Exercise brief:
Here are records with pictures in them. Copy all of them exactly and leave the pictures out.

Material provided:
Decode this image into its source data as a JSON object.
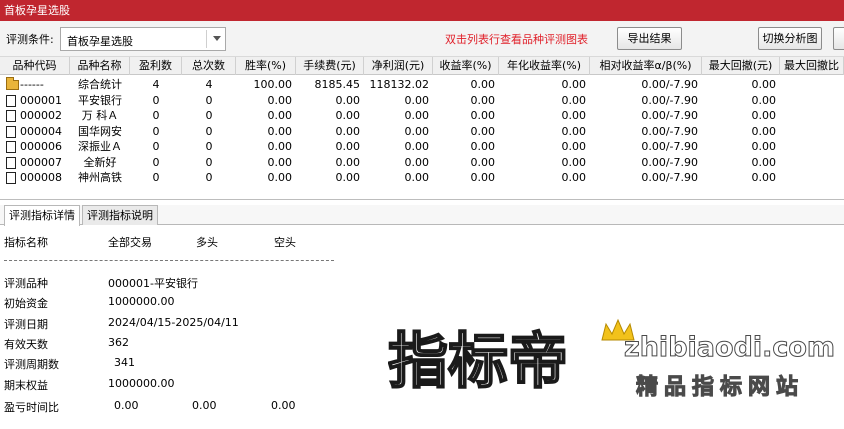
{
  "window": {
    "title": "首板孕星选股"
  },
  "toolbar": {
    "condition_label": "评测条件:",
    "condition_value": "首板孕星选股",
    "hint": "双击列表行查看品种评测图表",
    "export_button": "导出结果",
    "switch_button": "切换分析图"
  },
  "grid": {
    "columns": [
      "品种代码",
      "品种名称",
      "盈利数",
      "总次数",
      "胜率(%)",
      "手续费(元)",
      "净利润(元)",
      "收益率(%)",
      "年化收益率(%)",
      "相对收益率α/β(%)",
      "最大回撤(元)",
      "最大回撤比"
    ],
    "rows": [
      {
        "icon": "folder-icon",
        "code": "------",
        "name": "综合统计",
        "wins": "4",
        "total": "4",
        "winrate": "100.00",
        "fee": "8185.45",
        "profit": "118132.02",
        "yield": "0.00",
        "annual": "0.00",
        "relative": "0.00/-7.90",
        "maxdd": "0.00"
      },
      {
        "icon": "checkbox-icon",
        "code": "000001",
        "name": "平安银行",
        "wins": "0",
        "total": "0",
        "winrate": "0.00",
        "fee": "0.00",
        "profit": "0.00",
        "yield": "0.00",
        "annual": "0.00",
        "relative": "0.00/-7.90",
        "maxdd": "0.00"
      },
      {
        "icon": "checkbox-icon",
        "code": "000002",
        "name": "万 科Ａ",
        "wins": "0",
        "total": "0",
        "winrate": "0.00",
        "fee": "0.00",
        "profit": "0.00",
        "yield": "0.00",
        "annual": "0.00",
        "relative": "0.00/-7.90",
        "maxdd": "0.00"
      },
      {
        "icon": "checkbox-icon",
        "code": "000004",
        "name": "国华网安",
        "wins": "0",
        "total": "0",
        "winrate": "0.00",
        "fee": "0.00",
        "profit": "0.00",
        "yield": "0.00",
        "annual": "0.00",
        "relative": "0.00/-7.90",
        "maxdd": "0.00"
      },
      {
        "icon": "checkbox-icon",
        "code": "000006",
        "name": "深振业Ａ",
        "wins": "0",
        "total": "0",
        "winrate": "0.00",
        "fee": "0.00",
        "profit": "0.00",
        "yield": "0.00",
        "annual": "0.00",
        "relative": "0.00/-7.90",
        "maxdd": "0.00"
      },
      {
        "icon": "checkbox-icon",
        "code": "000007",
        "name": "全新好",
        "wins": "0",
        "total": "0",
        "winrate": "0.00",
        "fee": "0.00",
        "profit": "0.00",
        "yield": "0.00",
        "annual": "0.00",
        "relative": "0.00/-7.90",
        "maxdd": "0.00"
      },
      {
        "icon": "checkbox-icon",
        "code": "000008",
        "name": "神州高铁",
        "wins": "0",
        "total": "0",
        "winrate": "0.00",
        "fee": "0.00",
        "profit": "0.00",
        "yield": "0.00",
        "annual": "0.00",
        "relative": "0.00/-7.90",
        "maxdd": "0.00"
      }
    ]
  },
  "tabs": [
    {
      "label": "评测指标详情"
    },
    {
      "label": "评测指标说明"
    }
  ],
  "detail": {
    "header": {
      "name": "指标名称",
      "all": "全部交易",
      "long": "多头",
      "short": "空头"
    },
    "items": [
      {
        "label": "评测品种",
        "values": [
          "000001-平安银行"
        ]
      },
      {
        "label": "初始资金",
        "values": [
          "1000000.00"
        ]
      },
      {
        "label": "评测日期",
        "values": [
          "2024/04/15-2025/04/11"
        ]
      },
      {
        "label": "有效天数",
        "values": [
          "362"
        ]
      },
      {
        "label": "评测周期数",
        "values": [
          "341"
        ]
      },
      {
        "label": "期末权益",
        "values": [
          "1000000.00"
        ]
      },
      {
        "label": "盈亏时间比",
        "values": [
          "0.00",
          "0.00",
          "0.00"
        ]
      }
    ]
  },
  "watermark": {
    "logo_text": "指标帝",
    "domain": "zhibiaodi.com",
    "slogan": "精品指标网站"
  },
  "colors": {
    "title_bar": "#c0262f",
    "hint_text": "#e0202a",
    "crown": "#f2c21b"
  }
}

Response:
Decode this image into its source data as a JSON object.
{
  "window": {
    "title": "首板孕星选股"
  },
  "toolbar": {
    "condition_label": "评测条件:",
    "condition_value": "首板孕星选股",
    "hint": "双击列表行查看品种评测图表",
    "export_button": "导出结果",
    "switch_button": "切换分析图"
  },
  "grid": {
    "columns": [
      "品种代码",
      "品种名称",
      "盈利数",
      "总次数",
      "胜率(%)",
      "手续费(元)",
      "净利润(元)",
      "收益率(%)",
      "年化收益率(%)",
      "相对收益率α/β(%)",
      "最大回撤(元)",
      "最大回撤比"
    ],
    "rows": [
      {
        "icon": "folder-icon",
        "code": "------",
        "name": "综合统计",
        "wins": "4",
        "total": "4",
        "winrate": "100.00",
        "fee": "8185.45",
        "profit": "118132.02",
        "yield": "0.00",
        "annual": "0.00",
        "relative": "0.00/-7.90",
        "maxdd": "0.00"
      },
      {
        "icon": "checkbox-icon",
        "code": "000001",
        "name": "平安银行",
        "wins": "0",
        "total": "0",
        "winrate": "0.00",
        "fee": "0.00",
        "profit": "0.00",
        "yield": "0.00",
        "annual": "0.00",
        "relative": "0.00/-7.90",
        "maxdd": "0.00"
      },
      {
        "icon": "checkbox-icon",
        "code": "000002",
        "name": "万 科Ａ",
        "wins": "0",
        "total": "0",
        "winrate": "0.00",
        "fee": "0.00",
        "profit": "0.00",
        "yield": "0.00",
        "annual": "0.00",
        "relative": "0.00/-7.90",
        "maxdd": "0.00"
      },
      {
        "icon": "checkbox-icon",
        "code": "000004",
        "name": "国华网安",
        "wins": "0",
        "total": "0",
        "winrate": "0.00",
        "fee": "0.00",
        "profit": "0.00",
        "yield": "0.00",
        "annual": "0.00",
        "relative": "0.00/-7.90",
        "maxdd": "0.00"
      },
      {
        "icon": "checkbox-icon",
        "code": "000006",
        "name": "深振业Ａ",
        "wins": "0",
        "total": "0",
        "winrate": "0.00",
        "fee": "0.00",
        "profit": "0.00",
        "yield": "0.00",
        "annual": "0.00",
        "relative": "0.00/-7.90",
        "maxdd": "0.00"
      },
      {
        "icon": "checkbox-icon",
        "code": "000007",
        "name": "全新好",
        "wins": "0",
        "total": "0",
        "winrate": "0.00",
        "fee": "0.00",
        "profit": "0.00",
        "yield": "0.00",
        "annual": "0.00",
        "relative": "0.00/-7.90",
        "maxdd": "0.00"
      },
      {
        "icon": "checkbox-icon",
        "code": "000008",
        "name": "神州高铁",
        "wins": "0",
        "total": "0",
        "winrate": "0.00",
        "fee": "0.00",
        "profit": "0.00",
        "yield": "0.00",
        "annual": "0.00",
        "relative": "0.00/-7.90",
        "maxdd": "0.00"
      }
    ]
  },
  "tabs": [
    {
      "label": "评测指标详情"
    },
    {
      "label": "评测指标说明"
    }
  ],
  "detail": {
    "header": {
      "name": "指标名称",
      "all": "全部交易",
      "long": "多头",
      "short": "空头"
    },
    "items": [
      {
        "label": "评测品种",
        "values": [
          "000001-平安银行"
        ]
      },
      {
        "label": "初始资金",
        "values": [
          "1000000.00"
        ]
      },
      {
        "label": "评测日期",
        "values": [
          "2024/04/15-2025/04/11"
        ]
      },
      {
        "label": "有效天数",
        "values": [
          "362"
        ]
      },
      {
        "label": "评测周期数",
        "values": [
          "341"
        ]
      },
      {
        "label": "期末权益",
        "values": [
          "1000000.00"
        ]
      },
      {
        "label": "盈亏时间比",
        "values": [
          "0.00",
          "0.00",
          "0.00"
        ]
      }
    ]
  },
  "watermark": {
    "logo_text": "指标帝",
    "domain": "zhibiaodi.com",
    "slogan": "精品指标网站"
  },
  "colors": {
    "title_bar": "#c0262f",
    "hint_text": "#e0202a",
    "crown": "#f2c21b"
  }
}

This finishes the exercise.